### WHAT NEEDS TO BE DONE
Copy out every line in which the string "callbacks" occurs.

### DATA SHOWN
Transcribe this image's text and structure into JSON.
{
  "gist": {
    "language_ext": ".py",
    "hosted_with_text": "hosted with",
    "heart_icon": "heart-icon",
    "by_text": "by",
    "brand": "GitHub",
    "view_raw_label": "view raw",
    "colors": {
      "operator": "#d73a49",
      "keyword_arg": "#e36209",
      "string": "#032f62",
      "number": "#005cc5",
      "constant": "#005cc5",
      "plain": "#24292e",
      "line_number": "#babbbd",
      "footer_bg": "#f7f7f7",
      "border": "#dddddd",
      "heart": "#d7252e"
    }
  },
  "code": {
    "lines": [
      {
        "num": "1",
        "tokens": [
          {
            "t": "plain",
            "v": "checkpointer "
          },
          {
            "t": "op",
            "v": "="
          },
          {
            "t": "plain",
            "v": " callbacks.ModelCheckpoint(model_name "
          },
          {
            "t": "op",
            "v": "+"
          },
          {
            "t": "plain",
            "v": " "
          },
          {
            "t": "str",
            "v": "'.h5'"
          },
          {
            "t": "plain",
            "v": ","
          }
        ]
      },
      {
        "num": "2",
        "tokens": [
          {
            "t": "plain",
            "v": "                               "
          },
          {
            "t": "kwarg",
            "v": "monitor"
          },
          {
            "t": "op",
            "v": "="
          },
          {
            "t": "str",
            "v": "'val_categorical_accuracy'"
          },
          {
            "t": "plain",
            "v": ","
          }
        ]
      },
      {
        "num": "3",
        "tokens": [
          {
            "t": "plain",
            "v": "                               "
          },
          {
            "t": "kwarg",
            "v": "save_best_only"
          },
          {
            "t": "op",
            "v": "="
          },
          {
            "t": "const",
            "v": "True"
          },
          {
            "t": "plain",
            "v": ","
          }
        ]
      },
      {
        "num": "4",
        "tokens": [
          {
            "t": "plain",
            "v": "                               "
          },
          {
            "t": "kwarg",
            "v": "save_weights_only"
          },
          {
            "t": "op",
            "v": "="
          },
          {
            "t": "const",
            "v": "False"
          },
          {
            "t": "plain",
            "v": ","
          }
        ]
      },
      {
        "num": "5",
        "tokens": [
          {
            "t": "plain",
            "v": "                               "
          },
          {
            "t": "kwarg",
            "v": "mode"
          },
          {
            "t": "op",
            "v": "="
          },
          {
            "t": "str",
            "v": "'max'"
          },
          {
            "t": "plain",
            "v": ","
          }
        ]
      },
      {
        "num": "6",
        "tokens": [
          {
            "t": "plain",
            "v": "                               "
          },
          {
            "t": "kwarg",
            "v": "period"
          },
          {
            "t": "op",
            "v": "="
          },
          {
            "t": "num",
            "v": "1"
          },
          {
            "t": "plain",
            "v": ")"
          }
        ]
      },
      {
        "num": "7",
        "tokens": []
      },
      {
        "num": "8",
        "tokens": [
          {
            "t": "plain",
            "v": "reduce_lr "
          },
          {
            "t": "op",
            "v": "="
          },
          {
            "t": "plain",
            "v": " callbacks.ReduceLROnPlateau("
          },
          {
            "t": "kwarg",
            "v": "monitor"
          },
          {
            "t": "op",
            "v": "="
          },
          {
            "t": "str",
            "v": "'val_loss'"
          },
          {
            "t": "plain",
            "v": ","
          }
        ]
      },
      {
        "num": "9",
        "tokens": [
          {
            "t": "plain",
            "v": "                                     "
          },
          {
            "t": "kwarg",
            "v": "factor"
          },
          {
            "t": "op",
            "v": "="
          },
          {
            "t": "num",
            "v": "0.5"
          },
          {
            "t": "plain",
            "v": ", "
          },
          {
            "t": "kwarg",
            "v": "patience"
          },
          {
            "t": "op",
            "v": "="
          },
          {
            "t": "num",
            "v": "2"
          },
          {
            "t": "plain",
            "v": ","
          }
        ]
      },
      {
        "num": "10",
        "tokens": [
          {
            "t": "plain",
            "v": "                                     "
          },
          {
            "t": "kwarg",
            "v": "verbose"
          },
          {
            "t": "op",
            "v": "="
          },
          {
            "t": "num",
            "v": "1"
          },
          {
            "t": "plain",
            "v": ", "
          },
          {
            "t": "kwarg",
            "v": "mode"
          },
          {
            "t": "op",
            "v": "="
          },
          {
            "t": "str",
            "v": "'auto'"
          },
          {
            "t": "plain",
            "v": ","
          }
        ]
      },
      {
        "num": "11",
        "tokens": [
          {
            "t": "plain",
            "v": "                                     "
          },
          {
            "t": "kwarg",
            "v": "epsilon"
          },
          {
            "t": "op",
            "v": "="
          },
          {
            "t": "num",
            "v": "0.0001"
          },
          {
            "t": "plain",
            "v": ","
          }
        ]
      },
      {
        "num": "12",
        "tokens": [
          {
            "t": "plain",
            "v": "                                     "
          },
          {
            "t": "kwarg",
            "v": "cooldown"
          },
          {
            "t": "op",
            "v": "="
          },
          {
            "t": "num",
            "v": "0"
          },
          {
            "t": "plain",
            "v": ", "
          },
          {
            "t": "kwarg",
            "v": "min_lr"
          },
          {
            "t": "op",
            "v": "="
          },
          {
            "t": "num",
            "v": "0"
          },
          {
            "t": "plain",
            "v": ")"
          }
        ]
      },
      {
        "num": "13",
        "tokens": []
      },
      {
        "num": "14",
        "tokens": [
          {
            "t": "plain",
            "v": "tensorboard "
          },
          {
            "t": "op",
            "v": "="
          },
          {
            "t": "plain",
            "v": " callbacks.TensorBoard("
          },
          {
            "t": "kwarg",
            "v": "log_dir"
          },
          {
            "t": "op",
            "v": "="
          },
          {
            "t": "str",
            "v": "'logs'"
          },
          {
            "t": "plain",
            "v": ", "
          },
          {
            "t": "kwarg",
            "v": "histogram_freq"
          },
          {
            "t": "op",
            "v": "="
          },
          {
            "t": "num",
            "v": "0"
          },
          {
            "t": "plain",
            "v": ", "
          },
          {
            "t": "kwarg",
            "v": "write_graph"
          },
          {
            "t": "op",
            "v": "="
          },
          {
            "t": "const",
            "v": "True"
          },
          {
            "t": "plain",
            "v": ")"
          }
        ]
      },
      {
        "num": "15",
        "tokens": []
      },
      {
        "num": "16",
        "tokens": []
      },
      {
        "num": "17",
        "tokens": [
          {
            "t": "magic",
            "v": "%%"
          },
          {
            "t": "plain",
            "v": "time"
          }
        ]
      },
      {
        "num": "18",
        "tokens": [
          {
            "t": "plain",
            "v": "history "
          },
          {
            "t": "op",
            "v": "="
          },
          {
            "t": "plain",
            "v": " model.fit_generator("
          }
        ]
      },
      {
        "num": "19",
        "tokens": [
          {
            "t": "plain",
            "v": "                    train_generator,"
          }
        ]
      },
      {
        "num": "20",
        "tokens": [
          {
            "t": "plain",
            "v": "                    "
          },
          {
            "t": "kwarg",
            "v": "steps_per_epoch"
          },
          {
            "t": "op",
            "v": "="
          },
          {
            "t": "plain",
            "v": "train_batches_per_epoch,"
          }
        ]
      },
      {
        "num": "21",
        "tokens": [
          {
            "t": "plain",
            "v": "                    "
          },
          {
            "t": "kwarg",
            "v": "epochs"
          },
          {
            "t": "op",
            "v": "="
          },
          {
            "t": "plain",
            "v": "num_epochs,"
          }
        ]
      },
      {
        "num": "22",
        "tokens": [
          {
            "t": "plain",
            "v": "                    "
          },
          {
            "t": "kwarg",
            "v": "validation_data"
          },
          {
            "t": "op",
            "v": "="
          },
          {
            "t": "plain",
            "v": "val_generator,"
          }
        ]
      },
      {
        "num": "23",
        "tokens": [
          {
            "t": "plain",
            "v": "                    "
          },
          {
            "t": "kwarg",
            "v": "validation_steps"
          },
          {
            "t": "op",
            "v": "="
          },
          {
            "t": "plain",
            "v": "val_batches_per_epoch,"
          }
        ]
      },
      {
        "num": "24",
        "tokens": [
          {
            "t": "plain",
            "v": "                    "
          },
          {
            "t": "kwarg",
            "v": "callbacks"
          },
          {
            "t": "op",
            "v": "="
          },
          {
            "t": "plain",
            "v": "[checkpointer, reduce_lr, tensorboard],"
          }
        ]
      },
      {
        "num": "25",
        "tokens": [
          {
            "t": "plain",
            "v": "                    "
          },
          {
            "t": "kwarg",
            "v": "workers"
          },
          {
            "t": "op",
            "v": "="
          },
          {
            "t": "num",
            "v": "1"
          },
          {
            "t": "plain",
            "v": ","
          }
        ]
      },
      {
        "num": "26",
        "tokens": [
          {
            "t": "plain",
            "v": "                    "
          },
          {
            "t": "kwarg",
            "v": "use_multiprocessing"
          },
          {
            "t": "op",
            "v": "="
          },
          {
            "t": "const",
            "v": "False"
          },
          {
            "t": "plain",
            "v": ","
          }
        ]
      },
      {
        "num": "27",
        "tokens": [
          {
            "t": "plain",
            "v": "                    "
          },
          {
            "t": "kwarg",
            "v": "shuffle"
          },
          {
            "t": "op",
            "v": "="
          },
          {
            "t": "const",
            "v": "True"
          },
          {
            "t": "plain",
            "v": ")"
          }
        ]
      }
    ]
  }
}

### RESPONSE TO THIS EXERCISE
            "v": " callbacks.ModelCheckpoint(model_name "
            "v": " callbacks.ReduceLROnPlateau("
            "v": " callbacks.TensorBoard("
            "v": "callbacks"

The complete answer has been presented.